■ **DIRECTIVE**
Rewrite the items from the line with "Text: command: command (328, 329, 376, 339)" up to and including the line with "Text: :AddCommandParser: :AddCommandParser", changing "Bar" to "Box" and leaving everything else as it stands.

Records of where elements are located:
"""

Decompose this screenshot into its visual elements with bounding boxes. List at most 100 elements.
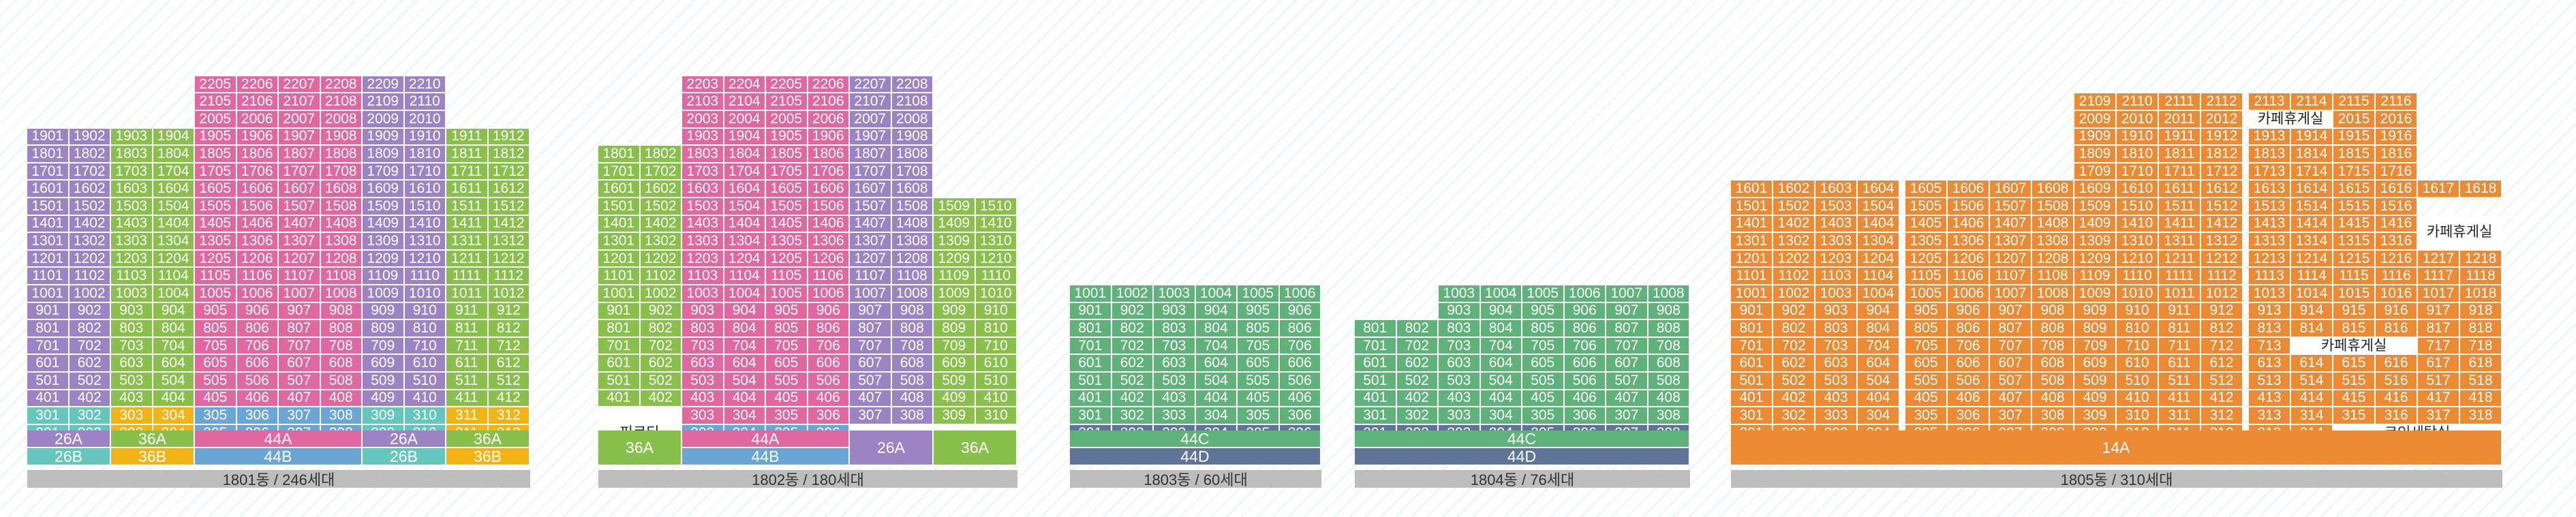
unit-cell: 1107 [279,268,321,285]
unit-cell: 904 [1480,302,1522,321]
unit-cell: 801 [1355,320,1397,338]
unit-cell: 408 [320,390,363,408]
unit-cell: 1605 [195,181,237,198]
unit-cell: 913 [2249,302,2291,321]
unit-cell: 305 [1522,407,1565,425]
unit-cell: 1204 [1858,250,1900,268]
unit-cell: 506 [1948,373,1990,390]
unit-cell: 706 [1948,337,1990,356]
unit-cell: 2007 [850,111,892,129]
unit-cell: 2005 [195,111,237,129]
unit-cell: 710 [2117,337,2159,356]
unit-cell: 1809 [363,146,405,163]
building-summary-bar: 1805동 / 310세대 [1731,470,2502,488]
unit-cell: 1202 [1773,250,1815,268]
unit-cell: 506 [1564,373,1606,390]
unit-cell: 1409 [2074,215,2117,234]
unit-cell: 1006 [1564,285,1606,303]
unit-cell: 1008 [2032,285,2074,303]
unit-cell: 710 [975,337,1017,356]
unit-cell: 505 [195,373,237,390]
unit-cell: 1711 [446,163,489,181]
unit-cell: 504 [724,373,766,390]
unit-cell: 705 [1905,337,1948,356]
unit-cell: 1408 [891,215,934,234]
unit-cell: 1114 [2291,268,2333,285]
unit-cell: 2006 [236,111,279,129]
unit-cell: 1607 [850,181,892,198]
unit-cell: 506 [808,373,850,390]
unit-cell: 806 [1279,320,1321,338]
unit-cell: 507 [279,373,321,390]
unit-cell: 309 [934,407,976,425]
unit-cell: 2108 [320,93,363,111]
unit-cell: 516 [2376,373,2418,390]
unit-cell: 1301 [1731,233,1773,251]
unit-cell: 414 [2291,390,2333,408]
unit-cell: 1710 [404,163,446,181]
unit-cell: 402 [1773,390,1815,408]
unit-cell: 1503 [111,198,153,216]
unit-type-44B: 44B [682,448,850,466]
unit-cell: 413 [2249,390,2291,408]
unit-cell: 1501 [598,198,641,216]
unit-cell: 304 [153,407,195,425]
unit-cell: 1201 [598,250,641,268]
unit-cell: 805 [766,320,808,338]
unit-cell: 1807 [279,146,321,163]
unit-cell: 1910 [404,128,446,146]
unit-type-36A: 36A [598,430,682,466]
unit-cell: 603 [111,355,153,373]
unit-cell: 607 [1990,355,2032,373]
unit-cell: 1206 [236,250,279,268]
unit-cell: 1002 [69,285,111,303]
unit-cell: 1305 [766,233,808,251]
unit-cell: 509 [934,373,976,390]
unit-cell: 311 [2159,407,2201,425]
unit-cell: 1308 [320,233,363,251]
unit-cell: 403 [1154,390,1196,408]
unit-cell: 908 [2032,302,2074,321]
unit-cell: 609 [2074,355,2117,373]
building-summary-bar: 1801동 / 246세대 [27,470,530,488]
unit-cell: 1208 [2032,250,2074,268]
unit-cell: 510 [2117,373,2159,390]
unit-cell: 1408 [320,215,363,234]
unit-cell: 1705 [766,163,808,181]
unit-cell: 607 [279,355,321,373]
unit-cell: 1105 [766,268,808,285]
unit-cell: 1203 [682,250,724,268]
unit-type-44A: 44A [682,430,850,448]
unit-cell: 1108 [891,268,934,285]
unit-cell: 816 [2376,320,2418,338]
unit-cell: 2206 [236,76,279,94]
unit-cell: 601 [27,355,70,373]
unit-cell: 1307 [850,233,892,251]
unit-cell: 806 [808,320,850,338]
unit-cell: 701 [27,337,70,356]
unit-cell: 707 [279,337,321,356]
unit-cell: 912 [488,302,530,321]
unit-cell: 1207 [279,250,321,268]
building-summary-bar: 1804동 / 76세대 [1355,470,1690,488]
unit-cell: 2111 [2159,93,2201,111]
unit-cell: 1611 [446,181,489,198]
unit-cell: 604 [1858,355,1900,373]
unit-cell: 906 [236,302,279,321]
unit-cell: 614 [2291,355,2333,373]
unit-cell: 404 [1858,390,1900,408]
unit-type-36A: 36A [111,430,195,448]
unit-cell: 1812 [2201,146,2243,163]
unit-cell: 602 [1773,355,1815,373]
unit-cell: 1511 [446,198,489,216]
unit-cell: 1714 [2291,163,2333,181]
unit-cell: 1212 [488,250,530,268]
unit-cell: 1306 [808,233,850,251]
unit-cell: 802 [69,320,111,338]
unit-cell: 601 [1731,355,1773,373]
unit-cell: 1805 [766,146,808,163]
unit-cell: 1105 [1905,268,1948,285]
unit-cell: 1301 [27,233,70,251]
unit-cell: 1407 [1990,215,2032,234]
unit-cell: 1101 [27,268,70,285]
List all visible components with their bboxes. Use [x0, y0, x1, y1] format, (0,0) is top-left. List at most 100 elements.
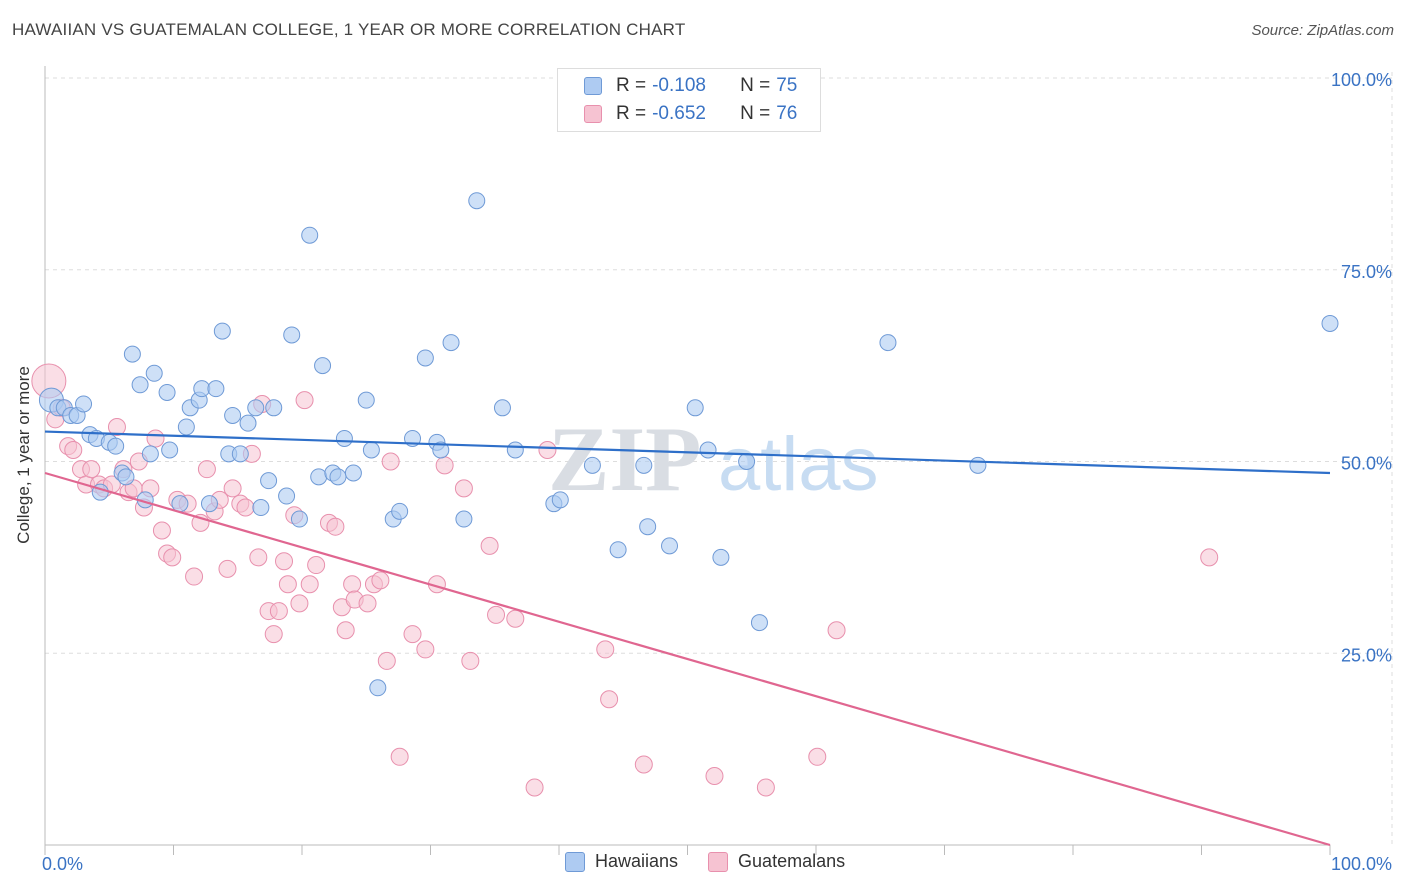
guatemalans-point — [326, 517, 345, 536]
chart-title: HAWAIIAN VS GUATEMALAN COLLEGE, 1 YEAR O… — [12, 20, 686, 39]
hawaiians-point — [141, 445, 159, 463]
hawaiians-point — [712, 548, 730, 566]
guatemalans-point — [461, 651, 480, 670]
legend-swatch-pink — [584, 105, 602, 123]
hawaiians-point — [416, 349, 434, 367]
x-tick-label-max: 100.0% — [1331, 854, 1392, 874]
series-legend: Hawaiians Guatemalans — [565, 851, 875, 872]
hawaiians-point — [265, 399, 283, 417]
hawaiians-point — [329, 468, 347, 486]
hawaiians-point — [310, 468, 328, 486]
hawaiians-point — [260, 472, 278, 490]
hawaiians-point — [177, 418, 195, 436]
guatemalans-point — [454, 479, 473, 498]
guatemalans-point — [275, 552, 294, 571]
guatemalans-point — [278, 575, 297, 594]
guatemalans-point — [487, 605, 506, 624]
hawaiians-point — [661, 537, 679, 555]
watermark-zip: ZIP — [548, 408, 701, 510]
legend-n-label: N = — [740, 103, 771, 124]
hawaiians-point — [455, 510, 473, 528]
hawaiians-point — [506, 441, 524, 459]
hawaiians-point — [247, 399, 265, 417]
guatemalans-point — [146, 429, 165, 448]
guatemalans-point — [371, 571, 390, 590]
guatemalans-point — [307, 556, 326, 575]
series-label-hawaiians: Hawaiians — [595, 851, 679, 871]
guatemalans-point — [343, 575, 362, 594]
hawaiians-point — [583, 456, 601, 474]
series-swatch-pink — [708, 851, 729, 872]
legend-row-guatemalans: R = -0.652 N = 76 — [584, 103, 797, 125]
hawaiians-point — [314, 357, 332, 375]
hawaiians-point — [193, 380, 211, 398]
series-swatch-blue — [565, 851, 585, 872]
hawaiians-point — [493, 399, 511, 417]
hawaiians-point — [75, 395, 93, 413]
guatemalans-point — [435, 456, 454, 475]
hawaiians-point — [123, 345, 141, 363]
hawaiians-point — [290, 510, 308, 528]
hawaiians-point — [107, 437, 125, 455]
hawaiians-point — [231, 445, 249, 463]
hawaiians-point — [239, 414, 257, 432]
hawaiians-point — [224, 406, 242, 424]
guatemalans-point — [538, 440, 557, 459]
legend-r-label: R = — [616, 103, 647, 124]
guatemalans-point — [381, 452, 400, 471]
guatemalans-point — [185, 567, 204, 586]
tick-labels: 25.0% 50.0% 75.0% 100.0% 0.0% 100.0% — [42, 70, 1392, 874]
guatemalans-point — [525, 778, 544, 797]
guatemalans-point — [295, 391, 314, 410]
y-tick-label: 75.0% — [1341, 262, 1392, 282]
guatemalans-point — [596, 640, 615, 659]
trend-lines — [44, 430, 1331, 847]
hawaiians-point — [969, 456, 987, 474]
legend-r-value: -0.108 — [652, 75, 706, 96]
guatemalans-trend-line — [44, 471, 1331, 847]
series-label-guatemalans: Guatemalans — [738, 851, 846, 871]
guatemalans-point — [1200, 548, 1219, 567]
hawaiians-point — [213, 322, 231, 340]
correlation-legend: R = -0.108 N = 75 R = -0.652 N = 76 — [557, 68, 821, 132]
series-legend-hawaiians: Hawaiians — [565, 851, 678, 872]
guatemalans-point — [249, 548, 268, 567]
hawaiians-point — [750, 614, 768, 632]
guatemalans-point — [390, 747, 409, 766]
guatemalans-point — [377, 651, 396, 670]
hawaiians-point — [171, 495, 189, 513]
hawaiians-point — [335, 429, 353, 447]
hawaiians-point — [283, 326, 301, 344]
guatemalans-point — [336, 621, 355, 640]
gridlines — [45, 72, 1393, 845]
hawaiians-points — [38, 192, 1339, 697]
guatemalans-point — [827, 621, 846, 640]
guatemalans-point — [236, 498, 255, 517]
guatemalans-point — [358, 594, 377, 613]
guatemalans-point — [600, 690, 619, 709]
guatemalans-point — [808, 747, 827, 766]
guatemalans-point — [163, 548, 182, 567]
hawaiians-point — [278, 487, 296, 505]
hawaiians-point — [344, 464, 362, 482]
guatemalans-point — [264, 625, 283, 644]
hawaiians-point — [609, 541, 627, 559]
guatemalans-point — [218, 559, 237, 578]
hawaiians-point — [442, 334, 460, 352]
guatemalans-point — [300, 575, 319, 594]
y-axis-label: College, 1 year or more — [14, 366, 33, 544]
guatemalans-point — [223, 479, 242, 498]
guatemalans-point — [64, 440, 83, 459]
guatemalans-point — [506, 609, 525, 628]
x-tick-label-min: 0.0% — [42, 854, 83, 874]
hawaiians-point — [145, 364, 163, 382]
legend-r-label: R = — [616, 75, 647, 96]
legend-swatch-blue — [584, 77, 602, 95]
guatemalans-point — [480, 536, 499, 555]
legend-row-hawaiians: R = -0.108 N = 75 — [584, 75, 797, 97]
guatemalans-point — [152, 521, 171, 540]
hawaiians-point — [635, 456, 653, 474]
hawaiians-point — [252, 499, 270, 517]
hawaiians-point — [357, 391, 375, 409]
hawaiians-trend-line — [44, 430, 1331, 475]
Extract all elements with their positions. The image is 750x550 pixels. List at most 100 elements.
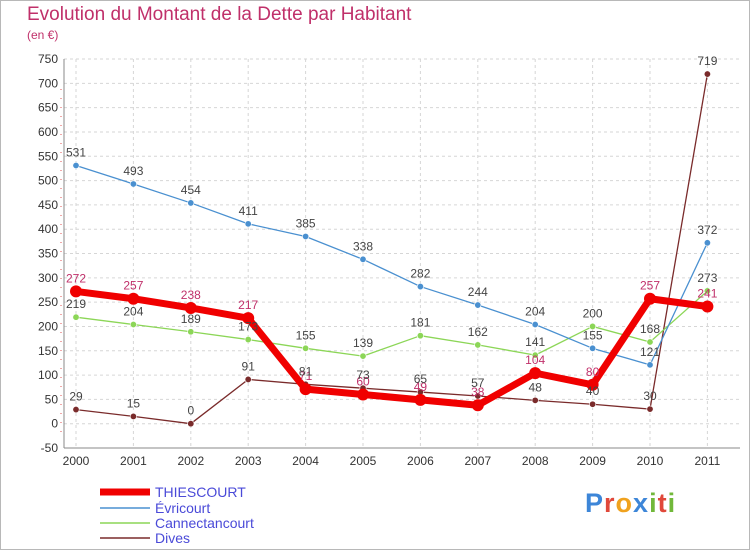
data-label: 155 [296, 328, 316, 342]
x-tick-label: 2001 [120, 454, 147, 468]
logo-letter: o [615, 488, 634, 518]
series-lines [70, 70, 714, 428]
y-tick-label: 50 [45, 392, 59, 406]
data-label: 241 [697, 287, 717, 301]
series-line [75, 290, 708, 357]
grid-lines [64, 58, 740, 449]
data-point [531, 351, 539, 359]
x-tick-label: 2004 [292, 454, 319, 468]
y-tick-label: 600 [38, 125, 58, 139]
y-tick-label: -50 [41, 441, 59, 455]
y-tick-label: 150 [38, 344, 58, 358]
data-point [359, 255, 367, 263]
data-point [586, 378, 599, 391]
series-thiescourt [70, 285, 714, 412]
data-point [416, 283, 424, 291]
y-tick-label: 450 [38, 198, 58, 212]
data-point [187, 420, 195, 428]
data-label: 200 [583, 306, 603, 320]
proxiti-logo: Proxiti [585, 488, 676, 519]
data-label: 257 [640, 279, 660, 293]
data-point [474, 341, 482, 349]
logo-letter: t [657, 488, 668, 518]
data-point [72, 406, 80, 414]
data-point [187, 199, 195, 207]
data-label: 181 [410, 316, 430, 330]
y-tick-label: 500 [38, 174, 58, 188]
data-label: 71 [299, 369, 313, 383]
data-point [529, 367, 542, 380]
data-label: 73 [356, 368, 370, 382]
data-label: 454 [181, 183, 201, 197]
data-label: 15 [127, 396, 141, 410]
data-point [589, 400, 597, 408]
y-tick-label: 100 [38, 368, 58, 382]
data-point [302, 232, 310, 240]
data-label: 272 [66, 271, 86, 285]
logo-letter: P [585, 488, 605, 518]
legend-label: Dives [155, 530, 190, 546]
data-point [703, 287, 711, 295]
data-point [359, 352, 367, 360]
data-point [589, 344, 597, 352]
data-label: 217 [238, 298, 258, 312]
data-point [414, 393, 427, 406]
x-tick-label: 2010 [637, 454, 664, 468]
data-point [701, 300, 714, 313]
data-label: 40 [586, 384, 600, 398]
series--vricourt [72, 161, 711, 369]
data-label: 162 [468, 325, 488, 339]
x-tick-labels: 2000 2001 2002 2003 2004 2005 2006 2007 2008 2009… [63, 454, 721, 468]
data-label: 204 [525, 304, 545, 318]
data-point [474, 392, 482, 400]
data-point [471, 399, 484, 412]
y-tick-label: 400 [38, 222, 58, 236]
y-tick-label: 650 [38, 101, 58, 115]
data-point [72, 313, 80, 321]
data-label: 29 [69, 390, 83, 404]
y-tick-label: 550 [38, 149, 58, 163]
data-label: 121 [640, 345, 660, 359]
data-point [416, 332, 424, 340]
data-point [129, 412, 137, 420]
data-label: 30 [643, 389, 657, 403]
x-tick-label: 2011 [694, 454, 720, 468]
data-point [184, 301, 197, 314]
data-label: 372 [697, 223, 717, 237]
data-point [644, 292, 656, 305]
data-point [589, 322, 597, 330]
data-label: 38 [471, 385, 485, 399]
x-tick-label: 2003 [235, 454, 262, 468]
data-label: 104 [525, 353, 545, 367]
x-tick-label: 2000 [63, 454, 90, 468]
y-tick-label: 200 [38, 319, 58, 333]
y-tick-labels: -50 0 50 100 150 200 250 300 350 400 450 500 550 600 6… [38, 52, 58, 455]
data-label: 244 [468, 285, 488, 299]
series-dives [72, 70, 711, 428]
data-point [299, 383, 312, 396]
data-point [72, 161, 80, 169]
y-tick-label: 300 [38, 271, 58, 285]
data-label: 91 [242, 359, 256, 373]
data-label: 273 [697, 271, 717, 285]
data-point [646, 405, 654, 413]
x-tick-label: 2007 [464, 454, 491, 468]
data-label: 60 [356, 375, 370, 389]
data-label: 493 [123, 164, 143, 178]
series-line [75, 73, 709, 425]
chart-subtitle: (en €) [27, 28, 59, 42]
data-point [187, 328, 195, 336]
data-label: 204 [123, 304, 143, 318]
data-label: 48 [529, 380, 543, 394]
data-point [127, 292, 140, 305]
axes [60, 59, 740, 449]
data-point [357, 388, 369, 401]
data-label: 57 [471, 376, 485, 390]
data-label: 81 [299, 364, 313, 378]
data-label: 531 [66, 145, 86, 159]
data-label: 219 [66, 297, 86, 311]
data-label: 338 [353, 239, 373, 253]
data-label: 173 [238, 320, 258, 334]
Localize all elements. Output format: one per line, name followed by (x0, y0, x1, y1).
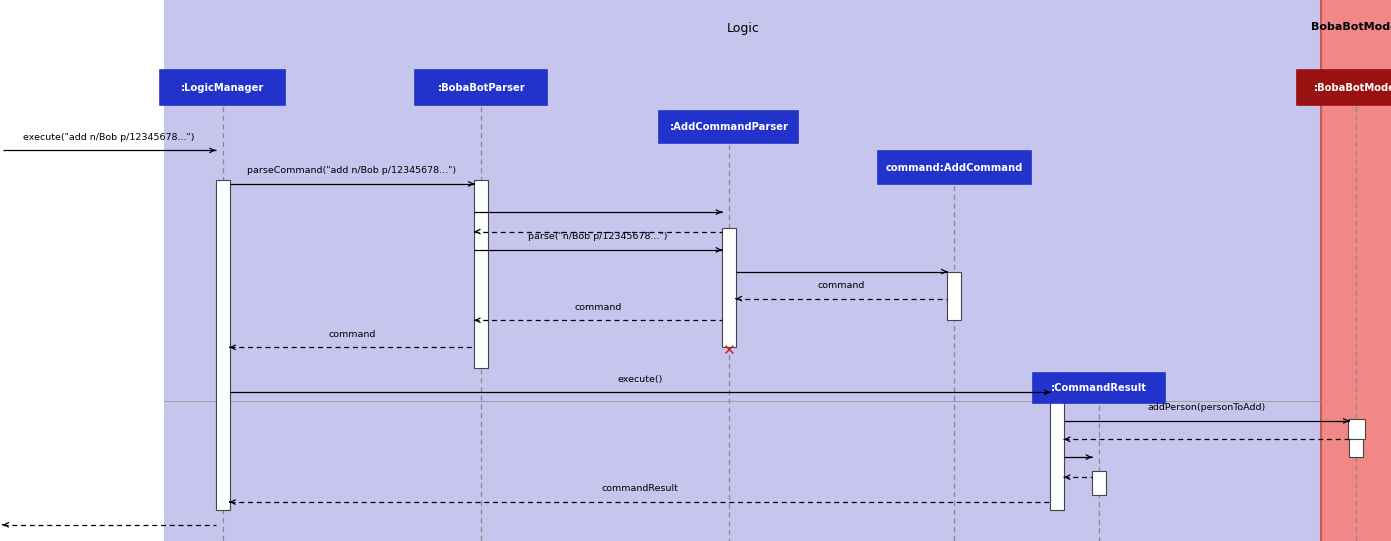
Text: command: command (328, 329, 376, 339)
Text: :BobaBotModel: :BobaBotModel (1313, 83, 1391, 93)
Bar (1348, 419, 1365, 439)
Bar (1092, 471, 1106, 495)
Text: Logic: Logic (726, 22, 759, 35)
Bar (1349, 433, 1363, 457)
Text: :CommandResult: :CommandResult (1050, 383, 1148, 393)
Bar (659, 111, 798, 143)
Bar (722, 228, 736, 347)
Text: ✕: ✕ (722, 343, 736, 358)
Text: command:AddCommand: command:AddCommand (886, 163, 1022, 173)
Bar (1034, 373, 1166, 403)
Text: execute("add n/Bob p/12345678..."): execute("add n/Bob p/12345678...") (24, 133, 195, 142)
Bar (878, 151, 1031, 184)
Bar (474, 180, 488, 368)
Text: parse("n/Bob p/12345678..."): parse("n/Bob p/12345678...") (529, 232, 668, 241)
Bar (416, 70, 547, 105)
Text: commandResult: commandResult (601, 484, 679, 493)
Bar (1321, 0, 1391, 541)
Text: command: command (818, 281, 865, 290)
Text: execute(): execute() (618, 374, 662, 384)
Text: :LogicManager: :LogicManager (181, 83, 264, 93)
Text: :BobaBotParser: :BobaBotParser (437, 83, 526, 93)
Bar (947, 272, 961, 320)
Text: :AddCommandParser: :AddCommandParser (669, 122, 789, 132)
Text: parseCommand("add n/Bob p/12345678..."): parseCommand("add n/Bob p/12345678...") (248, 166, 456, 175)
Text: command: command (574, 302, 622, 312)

"""

■ **SOLVED PROBLEM**
Text: command: command (328, 329, 376, 339)
Text: :BobaBotModel: :BobaBotModel (1313, 83, 1391, 93)
Box (1348, 419, 1365, 439)
Box (1092, 471, 1106, 495)
Text: Logic: Logic (726, 22, 759, 35)
Box (1349, 433, 1363, 457)
Text: :CommandResult: :CommandResult (1050, 383, 1148, 393)
Box (659, 111, 798, 143)
Box (722, 228, 736, 347)
Text: ✕: ✕ (722, 343, 736, 358)
Text: command:AddCommand: command:AddCommand (886, 163, 1022, 173)
Box (1034, 373, 1166, 403)
Text: execute("add n/Bob p/12345678..."): execute("add n/Bob p/12345678...") (24, 133, 195, 142)
Box (878, 151, 1031, 184)
Box (474, 180, 488, 368)
Text: parse("n/Bob p/12345678..."): parse("n/Bob p/12345678...") (529, 232, 668, 241)
Box (416, 70, 547, 105)
Text: commandResult: commandResult (601, 484, 679, 493)
Box (1321, 0, 1391, 541)
Text: command: command (818, 281, 865, 290)
Text: execute(): execute() (618, 374, 662, 384)
Text: :LogicManager: :LogicManager (181, 83, 264, 93)
Text: :BobaBotParser: :BobaBotParser (437, 83, 526, 93)
Box (947, 272, 961, 320)
Text: :AddCommandParser: :AddCommandParser (669, 122, 789, 132)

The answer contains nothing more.